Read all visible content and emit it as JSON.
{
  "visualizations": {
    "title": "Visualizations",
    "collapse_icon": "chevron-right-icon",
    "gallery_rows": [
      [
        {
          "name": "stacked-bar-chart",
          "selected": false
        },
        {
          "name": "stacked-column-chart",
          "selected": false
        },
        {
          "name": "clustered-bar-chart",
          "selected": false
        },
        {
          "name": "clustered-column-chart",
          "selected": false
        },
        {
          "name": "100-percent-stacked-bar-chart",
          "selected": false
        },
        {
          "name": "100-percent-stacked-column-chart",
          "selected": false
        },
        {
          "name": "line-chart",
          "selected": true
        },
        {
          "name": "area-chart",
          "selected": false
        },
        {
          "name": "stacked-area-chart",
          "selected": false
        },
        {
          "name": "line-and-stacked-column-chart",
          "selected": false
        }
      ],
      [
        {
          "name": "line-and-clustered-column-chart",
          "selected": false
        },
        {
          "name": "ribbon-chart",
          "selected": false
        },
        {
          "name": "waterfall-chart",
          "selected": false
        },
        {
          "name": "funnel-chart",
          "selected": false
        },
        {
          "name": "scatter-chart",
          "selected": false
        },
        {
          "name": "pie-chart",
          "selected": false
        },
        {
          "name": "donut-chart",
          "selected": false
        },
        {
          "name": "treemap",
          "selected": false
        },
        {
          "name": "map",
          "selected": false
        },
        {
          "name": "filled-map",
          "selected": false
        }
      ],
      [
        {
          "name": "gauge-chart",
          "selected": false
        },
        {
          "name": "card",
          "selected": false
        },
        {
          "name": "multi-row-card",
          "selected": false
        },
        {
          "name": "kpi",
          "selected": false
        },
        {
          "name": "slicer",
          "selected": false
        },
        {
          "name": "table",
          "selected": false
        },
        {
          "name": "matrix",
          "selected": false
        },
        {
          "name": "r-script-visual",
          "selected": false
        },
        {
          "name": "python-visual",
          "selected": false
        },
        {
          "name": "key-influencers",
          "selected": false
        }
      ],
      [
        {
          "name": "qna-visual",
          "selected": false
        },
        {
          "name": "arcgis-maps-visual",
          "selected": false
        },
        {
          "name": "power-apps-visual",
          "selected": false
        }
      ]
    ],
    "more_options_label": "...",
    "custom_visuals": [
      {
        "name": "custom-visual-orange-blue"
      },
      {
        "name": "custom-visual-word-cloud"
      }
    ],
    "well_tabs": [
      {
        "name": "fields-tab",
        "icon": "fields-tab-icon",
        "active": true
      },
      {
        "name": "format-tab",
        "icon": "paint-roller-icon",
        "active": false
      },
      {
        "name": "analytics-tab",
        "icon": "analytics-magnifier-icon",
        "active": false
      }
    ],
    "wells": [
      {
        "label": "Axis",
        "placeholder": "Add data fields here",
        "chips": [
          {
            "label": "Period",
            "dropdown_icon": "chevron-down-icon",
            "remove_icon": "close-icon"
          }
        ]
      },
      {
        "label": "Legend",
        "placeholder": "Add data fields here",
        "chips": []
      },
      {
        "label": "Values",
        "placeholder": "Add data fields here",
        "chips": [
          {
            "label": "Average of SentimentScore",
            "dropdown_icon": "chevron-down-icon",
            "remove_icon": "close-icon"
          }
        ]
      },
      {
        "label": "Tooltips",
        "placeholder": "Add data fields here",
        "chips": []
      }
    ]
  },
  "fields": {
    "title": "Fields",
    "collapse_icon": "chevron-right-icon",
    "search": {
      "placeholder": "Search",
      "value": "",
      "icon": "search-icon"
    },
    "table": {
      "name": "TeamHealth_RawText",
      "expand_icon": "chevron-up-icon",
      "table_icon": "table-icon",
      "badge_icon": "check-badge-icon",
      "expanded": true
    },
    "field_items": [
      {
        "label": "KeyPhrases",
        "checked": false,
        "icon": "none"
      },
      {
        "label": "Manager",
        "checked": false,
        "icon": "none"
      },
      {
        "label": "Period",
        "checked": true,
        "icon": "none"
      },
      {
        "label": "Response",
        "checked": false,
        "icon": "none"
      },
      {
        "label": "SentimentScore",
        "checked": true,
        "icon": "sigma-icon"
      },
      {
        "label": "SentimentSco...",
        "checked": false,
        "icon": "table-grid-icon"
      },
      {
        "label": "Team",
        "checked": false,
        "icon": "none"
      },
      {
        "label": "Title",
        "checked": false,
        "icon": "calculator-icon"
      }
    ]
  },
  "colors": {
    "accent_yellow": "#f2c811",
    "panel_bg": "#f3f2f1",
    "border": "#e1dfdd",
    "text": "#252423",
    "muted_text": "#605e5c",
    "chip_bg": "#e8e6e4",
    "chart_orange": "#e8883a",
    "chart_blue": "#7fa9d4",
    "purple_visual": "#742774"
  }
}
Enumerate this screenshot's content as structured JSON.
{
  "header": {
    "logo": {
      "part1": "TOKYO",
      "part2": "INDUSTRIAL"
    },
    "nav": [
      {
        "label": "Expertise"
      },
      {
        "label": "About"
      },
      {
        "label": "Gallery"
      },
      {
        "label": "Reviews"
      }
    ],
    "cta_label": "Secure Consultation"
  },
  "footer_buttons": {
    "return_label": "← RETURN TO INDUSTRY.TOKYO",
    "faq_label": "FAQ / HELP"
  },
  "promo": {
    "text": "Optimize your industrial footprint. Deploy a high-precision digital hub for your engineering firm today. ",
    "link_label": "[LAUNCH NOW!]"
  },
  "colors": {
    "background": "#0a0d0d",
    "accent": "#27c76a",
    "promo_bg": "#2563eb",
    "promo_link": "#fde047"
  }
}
-------
To do =
Copy each line of the data that contains the word "clustered".

Task result =
          "name": "clustered-bar-chart",
          "name": "clustered-column-chart",
          "name": "line-and-clustered-column-chart",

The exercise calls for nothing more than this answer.